Task objective:
Locate the word "text" in the entries below, then gather every line that holds it.

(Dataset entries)
* * *
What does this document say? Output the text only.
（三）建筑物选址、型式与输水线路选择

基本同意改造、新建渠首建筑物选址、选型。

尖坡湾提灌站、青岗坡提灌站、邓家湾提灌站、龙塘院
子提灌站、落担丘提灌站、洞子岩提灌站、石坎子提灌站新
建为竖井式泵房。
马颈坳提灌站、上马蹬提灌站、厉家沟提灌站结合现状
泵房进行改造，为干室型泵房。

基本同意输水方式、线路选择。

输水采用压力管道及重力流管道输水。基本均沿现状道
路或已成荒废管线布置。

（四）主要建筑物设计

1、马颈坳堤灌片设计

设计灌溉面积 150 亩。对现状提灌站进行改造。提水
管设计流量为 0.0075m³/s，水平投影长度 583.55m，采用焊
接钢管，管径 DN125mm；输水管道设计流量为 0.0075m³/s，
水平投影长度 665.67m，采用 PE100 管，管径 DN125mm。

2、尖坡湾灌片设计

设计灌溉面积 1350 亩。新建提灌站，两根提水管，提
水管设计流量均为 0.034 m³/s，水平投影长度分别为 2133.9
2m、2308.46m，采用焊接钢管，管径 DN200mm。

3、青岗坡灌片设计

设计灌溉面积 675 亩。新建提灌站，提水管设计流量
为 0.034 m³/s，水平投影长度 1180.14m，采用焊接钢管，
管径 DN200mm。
* * *
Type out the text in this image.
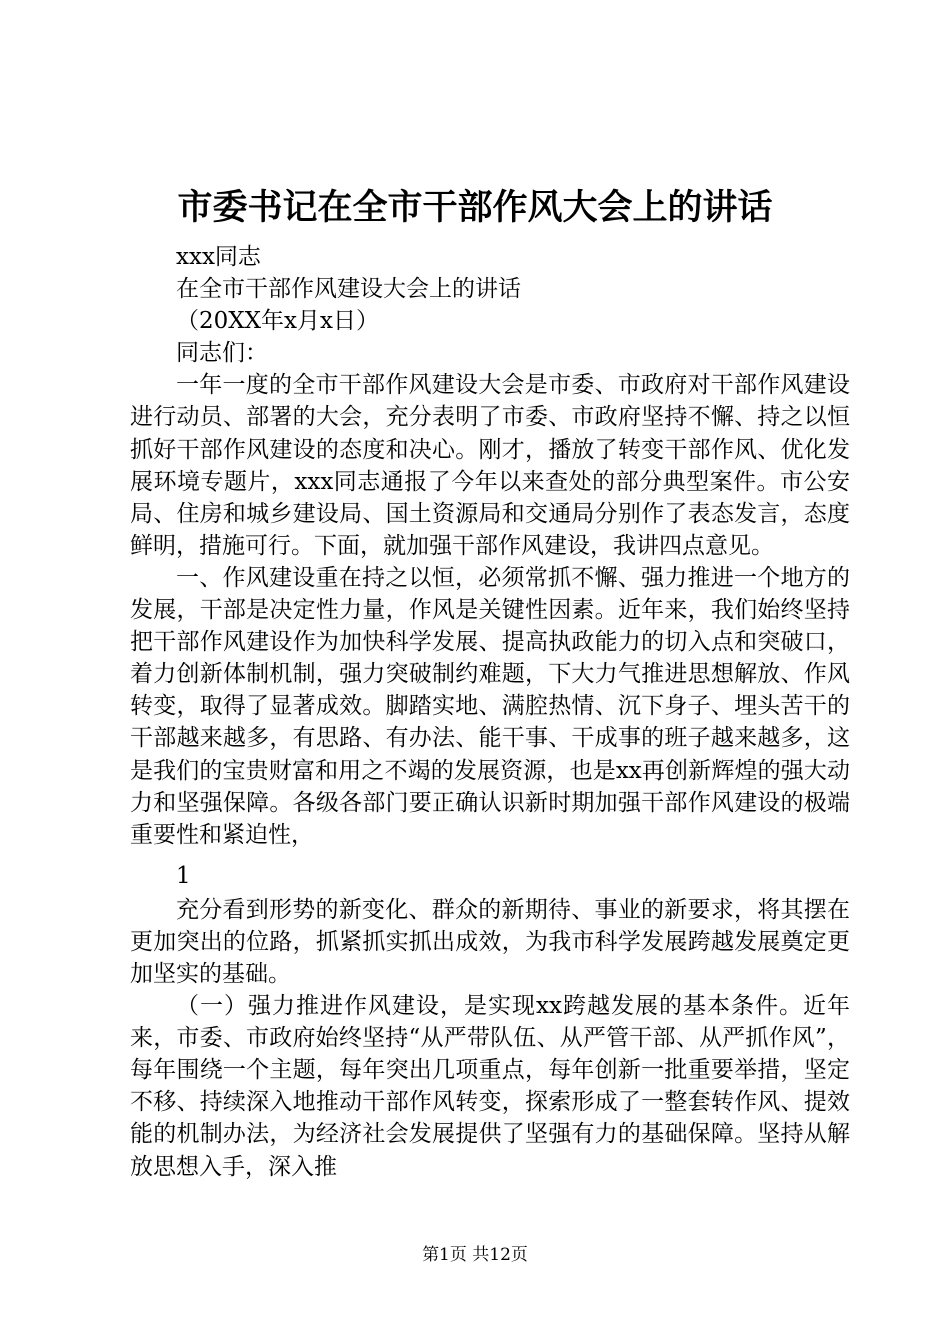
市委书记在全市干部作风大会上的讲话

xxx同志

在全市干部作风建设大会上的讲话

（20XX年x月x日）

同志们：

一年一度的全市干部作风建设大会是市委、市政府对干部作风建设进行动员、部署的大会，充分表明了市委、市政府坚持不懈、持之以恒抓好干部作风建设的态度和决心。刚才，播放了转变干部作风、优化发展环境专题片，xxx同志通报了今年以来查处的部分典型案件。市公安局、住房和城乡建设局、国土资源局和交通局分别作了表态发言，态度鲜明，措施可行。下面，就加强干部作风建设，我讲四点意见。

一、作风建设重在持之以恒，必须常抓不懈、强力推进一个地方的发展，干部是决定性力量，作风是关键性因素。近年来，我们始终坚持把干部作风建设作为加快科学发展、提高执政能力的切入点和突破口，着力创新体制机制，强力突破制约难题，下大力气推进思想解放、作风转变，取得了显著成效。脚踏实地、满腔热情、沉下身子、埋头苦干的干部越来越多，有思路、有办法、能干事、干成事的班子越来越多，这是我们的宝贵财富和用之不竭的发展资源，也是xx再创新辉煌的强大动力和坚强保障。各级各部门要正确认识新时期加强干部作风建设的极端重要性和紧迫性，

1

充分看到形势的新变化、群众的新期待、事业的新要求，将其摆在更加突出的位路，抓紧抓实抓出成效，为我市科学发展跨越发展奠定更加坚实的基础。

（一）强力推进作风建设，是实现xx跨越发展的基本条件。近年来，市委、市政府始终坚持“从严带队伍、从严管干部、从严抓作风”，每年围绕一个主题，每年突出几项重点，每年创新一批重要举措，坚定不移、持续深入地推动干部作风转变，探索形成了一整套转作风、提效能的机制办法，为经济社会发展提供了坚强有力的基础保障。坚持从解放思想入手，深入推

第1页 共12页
* * *
The result:
What does this document say? Output the text only.
Type out the text in this image.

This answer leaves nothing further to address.